EXTRAIT CHOISI ▸
§ §

Le jugement ne se contente pas de qualifier ; il contraint. TotalEnergies devra retirer les mentions trompeuses de son site internet sous peine d’une astreinte journalière pouvant atteindre 10 000 euros. Le groupe est également sommé de publier la décision sur sa page d’accueil pendant six mois et de verser des indemnités — de l’ordre de plusieurs milliers d’euros chacune — aux associations plaignantes. Ce sont des mesures concrètes, publiques, qui ôtent au débat son abstraction et le ramènent à ce qu’il est : un enjeu de loyauté vis-à-vis du consommateur, de vérité vis-à-vis du climat.
Au-delà des sanctions, c’est une ligne rouge juridique qui se dessine : on ne peut plus « capitaliser » sur l’urgence écologique pour verdir son image sans changer de cap industriel. Les magistrats ont reconnu que la sensibilité croissante du public aux questions climatiques avait été utilisée comme levier marketing, au détriment d’une information honnête. En d’autres termes, l’écologie ne peut pas être un décor — elle doit être le scénario. Et si le scénario ne change pas, le décor ne fera plus illusion.
Ce verdict rétablit aussi une forme d’équité concurrentielle. Les acteurs réellement engagés dans la transition, souvent moins bruyants et moins puissants, payent cher la confusion entretenue par les géants fossiles : budgets publicitaires écrasants, messages dilués, et un consommateur qui finit par ne plus distinguer le virage sincère de la pirouette sémantique. En sanctionnant la tromperie, la justice remet à plat le terrain de jeu. Elle protège non seulement le public, mais aussi ceux qui investissent réellement, et parfois douloureusement, dans la décarbonation.
Évidemment, l’arrêt ne transforme pas du jour au lendemain la matrice énergétique de l’un des mastodontes du secteur. Il ne ferme pas de puits, n’ouvre pas de fermes solaires supplémentaires. Mais il change la règle du message, et donc la grammaire du pouvoir. Car pour la première fois, une juridiction qualifie ce que beaucoup documentent depuis des années : la « promesse 2050 » ne vaut pas quitus quand, ici et maintenant, la courbe fossile grimpe. Cette clarification a un effet boomerang : elle expose. Elle oblige. Et elle inspire.
Pour les ONG, c’est la confirmation que la voie judiciaire peut percer les boucliers de communication. Leur stratégie, patiente et documentée, démontre qu’un dossier solide et une cible précise peuvent créer du droit là où l’inaction politique s’éternise. « On ne peut plus se cacher derrière un discours vert pour masquer des activités climaticides », résume en substance Les Amis de la Terre. Greenpeace parle, à juste titre, de vérité rétablie. La formule n’est pas de trop : la vérité factuelle, ici, redevient une norme, pas un élément de langage.

§ §

INFORMATIONS PRÉSENTÉES ▸
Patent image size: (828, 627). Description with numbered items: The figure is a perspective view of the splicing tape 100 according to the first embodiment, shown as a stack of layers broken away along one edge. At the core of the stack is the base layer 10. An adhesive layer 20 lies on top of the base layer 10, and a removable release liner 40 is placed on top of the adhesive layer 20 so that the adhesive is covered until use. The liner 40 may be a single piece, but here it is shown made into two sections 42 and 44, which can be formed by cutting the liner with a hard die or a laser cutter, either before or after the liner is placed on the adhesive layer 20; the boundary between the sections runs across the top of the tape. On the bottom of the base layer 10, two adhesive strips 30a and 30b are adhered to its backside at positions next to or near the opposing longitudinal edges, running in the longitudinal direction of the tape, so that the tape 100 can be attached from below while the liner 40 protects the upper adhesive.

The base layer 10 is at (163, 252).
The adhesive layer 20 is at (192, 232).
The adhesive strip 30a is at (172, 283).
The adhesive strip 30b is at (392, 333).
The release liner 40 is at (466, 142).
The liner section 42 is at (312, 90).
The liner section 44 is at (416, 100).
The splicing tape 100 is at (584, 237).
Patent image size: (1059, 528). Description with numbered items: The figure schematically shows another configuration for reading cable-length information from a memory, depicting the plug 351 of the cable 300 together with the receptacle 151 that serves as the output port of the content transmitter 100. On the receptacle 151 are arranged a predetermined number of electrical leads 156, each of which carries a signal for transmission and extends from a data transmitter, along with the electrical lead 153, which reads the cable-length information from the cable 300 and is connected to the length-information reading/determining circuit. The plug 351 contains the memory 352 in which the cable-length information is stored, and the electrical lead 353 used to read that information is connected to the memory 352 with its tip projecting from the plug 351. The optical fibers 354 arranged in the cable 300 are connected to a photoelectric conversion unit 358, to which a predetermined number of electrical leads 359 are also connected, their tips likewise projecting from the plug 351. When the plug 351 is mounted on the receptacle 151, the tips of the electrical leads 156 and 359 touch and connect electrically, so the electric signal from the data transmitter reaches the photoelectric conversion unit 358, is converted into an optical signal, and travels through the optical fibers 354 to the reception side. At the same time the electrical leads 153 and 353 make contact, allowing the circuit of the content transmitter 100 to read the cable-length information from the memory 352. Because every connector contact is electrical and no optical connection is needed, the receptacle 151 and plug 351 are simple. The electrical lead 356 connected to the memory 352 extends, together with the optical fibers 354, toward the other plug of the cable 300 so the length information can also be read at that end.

§ §

TRAVAIL À FAIRE ▸
1. D'après l'extrait sur le jugement visant TotalEnergies, pendant combien de temps le groupe doit-il publier la décision sur sa page d'accueil ?
2. Recopiez fidèlement le passage de l'extrait qui commence par « Au-delà des sanctions, c’est » et se poursuit jusqu'à « fera plus illusion. ».
Seul l'extrait sert de référence.

CORRIGÉ ▸
1. Pendant six mois.

2.
Au-delà des sanctions, c’est une ligne rouge juridique qui se dessine : on ne peut plus « capitaliser » sur l’urgence écologique pour verdir son image sans changer de cap industriel. Les magistrats ont reconnu que la sensibilité croissante du public aux questions climatiques avait été utilisée comme levier marketing, au détriment d’une information honnête. En d’autres termes, l’écologie ne peut pas être un décor — elle doit être le scénario. Et si le scénario ne change pas, le décor ne fera plus illusion.